= Written instruction =
From the listing below, select every line where the word "дворец" appears.

[Stored data]
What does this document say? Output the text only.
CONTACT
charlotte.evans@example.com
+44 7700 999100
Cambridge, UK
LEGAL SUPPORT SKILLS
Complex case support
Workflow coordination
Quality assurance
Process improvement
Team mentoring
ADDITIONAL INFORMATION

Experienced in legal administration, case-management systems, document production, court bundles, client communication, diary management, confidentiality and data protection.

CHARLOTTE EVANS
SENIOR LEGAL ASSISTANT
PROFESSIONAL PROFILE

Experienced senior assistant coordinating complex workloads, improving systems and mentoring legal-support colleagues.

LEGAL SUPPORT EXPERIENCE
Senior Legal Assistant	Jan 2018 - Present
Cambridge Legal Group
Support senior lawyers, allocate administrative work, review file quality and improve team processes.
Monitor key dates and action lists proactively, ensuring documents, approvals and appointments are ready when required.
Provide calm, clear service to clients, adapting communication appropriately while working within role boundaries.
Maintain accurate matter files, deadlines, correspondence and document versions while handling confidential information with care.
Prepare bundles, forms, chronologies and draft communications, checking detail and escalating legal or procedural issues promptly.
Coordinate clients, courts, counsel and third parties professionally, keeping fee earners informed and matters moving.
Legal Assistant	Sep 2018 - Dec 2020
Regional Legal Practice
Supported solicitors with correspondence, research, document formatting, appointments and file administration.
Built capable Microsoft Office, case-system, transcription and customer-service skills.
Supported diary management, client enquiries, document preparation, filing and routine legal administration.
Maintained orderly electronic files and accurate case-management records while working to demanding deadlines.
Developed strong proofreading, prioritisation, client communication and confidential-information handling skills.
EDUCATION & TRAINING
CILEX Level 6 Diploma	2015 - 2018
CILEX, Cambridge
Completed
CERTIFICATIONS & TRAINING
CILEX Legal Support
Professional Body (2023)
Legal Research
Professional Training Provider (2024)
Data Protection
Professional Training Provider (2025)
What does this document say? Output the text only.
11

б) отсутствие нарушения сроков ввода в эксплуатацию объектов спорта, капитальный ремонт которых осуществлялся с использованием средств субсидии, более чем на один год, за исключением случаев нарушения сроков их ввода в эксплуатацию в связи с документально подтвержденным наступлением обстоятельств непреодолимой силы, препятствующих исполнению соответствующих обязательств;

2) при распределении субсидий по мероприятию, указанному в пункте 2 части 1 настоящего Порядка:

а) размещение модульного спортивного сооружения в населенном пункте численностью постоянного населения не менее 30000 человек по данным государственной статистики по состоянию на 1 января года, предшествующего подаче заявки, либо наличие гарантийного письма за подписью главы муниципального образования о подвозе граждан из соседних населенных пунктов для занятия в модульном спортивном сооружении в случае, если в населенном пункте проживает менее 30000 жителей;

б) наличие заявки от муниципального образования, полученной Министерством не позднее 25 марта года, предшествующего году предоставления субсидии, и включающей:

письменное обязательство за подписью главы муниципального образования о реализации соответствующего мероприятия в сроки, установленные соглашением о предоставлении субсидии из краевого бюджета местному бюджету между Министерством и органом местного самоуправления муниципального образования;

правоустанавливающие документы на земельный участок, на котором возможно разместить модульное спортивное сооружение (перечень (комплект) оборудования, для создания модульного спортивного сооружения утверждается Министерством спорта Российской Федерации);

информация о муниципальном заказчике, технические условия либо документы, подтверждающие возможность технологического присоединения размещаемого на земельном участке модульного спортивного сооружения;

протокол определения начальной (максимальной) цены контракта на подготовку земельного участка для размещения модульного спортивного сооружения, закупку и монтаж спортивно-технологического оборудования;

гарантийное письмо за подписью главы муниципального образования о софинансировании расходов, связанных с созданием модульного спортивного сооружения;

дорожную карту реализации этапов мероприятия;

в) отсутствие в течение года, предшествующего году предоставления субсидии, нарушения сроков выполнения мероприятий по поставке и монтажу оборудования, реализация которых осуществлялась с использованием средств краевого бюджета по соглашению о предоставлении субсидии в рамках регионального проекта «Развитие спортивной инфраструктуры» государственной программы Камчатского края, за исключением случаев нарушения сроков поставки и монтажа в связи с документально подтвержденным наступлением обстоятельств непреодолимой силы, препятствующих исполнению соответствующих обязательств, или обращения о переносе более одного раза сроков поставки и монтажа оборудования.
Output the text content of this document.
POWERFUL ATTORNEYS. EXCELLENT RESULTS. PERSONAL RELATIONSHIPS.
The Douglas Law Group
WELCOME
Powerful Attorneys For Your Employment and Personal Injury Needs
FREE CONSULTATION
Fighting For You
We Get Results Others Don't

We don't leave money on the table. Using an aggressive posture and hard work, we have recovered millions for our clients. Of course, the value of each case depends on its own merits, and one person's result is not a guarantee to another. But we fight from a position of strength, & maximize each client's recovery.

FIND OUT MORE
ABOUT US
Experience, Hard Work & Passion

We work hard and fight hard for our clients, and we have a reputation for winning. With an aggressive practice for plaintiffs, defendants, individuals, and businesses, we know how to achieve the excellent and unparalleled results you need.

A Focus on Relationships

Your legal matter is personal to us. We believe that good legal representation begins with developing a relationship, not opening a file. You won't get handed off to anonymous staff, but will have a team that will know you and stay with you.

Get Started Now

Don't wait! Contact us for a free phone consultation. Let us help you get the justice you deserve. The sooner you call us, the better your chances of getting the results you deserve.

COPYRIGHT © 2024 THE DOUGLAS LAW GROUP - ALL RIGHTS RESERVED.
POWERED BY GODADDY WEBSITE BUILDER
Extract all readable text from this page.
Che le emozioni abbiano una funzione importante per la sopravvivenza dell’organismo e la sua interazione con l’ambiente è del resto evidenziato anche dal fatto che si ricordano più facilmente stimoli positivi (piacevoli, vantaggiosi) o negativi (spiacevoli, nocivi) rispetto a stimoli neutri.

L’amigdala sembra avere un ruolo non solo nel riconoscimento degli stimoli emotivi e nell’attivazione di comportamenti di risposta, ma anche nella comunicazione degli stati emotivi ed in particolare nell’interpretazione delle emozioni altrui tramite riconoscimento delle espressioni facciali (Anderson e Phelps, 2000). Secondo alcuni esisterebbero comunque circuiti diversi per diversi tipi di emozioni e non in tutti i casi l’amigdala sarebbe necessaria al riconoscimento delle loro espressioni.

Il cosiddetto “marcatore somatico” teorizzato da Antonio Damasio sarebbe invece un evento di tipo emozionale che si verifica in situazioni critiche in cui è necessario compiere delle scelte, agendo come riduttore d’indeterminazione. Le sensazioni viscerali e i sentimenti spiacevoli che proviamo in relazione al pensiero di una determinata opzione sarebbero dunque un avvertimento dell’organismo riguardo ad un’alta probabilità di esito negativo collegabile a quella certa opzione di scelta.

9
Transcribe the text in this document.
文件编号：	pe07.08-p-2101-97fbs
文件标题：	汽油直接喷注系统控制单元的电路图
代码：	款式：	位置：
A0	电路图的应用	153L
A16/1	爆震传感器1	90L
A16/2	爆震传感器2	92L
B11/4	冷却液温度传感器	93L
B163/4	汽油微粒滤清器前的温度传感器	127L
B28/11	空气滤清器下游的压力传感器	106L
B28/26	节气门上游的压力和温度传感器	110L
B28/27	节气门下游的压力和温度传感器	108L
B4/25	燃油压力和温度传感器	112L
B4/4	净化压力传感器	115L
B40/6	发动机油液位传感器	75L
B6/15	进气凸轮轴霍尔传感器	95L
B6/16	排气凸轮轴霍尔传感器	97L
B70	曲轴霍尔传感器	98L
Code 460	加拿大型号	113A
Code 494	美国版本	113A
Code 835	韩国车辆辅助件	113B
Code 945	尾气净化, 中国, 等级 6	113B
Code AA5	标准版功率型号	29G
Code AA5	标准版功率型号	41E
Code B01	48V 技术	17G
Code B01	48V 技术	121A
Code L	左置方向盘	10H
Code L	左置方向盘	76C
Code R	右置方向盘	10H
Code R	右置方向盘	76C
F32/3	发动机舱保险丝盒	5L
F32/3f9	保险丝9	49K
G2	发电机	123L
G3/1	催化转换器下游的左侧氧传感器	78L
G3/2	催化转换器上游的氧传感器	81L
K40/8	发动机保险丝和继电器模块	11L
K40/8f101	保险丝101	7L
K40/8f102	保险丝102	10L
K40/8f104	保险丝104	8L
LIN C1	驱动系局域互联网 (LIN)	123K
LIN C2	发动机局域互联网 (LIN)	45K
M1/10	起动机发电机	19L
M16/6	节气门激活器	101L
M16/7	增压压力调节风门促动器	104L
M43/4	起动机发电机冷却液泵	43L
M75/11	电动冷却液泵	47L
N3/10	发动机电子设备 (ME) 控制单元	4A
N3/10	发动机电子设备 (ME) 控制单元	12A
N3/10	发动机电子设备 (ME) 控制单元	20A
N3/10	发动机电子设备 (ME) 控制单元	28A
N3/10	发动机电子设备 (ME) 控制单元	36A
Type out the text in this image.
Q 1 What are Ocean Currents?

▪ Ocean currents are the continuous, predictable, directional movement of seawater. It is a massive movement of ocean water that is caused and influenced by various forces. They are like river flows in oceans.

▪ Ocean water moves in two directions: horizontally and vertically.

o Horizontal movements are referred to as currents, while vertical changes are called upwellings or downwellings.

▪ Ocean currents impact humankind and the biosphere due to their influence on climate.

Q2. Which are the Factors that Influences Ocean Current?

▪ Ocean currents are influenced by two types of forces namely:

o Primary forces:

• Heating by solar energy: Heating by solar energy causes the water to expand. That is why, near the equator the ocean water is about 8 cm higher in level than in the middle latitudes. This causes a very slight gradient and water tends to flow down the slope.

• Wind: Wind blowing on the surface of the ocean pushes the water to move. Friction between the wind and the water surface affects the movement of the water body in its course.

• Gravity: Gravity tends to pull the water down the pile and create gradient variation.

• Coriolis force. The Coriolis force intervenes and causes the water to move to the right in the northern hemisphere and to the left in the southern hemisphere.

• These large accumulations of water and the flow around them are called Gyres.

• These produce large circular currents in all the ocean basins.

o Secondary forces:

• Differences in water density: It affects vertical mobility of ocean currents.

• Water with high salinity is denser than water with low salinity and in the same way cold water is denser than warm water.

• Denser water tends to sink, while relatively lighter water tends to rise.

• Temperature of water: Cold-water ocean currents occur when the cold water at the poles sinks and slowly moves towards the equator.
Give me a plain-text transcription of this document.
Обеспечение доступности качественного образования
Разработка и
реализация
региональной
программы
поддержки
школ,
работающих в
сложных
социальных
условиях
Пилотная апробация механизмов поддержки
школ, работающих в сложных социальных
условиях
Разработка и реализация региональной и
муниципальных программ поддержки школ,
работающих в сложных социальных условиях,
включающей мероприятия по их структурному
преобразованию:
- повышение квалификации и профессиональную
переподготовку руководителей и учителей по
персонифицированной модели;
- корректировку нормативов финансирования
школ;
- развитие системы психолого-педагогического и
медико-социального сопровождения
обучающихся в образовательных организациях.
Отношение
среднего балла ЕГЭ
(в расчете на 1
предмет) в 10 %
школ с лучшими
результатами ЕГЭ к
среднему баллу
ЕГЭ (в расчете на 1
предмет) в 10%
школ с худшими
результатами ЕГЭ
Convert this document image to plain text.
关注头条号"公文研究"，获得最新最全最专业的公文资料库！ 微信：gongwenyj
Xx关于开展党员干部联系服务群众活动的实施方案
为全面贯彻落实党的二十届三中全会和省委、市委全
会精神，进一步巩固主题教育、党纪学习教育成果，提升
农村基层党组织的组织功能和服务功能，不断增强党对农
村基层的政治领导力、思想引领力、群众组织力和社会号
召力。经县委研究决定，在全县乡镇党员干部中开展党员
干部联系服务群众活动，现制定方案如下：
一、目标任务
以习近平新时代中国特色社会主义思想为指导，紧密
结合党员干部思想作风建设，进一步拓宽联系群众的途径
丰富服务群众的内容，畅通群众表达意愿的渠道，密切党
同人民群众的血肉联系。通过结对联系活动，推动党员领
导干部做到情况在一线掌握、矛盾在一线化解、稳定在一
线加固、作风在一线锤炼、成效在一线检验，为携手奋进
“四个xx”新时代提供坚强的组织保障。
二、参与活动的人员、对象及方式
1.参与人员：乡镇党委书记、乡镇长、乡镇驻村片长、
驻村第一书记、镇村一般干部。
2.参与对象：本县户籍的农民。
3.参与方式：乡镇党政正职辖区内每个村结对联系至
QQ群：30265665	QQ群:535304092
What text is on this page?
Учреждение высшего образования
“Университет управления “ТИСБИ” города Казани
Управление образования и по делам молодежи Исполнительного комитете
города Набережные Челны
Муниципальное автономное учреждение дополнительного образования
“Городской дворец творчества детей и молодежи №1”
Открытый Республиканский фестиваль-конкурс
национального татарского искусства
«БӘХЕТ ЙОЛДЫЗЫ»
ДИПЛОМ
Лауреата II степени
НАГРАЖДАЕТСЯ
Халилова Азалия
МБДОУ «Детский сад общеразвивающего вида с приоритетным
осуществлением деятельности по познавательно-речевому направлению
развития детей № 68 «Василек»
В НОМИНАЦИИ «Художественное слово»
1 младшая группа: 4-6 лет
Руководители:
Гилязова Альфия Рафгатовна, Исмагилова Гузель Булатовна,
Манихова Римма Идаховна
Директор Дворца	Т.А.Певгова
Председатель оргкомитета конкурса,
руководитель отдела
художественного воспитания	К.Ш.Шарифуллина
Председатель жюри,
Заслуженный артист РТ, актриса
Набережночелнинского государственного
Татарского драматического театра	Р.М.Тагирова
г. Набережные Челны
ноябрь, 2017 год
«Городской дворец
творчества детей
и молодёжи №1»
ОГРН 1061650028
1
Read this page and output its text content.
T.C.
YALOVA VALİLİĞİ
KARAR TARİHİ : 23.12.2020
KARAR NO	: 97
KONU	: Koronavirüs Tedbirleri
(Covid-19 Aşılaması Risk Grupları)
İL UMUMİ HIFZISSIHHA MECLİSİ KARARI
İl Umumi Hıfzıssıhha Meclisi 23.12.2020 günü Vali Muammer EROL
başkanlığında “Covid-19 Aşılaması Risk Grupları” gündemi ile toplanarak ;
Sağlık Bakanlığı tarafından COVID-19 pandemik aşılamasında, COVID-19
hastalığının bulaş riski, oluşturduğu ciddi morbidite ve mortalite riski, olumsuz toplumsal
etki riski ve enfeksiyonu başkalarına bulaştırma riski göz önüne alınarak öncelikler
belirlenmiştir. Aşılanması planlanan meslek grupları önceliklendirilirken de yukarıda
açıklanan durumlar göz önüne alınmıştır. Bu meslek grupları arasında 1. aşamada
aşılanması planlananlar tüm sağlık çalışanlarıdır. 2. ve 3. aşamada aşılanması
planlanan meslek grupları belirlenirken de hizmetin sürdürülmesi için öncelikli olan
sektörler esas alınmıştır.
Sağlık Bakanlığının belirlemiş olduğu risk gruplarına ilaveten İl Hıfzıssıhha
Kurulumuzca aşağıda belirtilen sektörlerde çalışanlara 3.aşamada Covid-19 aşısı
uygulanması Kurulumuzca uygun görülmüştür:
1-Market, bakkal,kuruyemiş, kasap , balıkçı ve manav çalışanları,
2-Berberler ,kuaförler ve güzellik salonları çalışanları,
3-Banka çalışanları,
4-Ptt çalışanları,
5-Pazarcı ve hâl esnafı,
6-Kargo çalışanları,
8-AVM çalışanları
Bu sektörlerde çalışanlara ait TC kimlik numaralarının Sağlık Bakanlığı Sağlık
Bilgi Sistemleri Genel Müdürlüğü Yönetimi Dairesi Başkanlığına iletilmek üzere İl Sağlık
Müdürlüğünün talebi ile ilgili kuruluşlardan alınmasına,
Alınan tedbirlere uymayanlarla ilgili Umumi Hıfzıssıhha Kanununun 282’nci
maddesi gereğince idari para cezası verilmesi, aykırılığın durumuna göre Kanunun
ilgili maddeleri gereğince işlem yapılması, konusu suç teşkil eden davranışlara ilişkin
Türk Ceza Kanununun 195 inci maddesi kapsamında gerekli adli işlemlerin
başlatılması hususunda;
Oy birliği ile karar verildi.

= Answer in full =
“Городской дворец творчества детей и молодежи №1”
«Городской дворец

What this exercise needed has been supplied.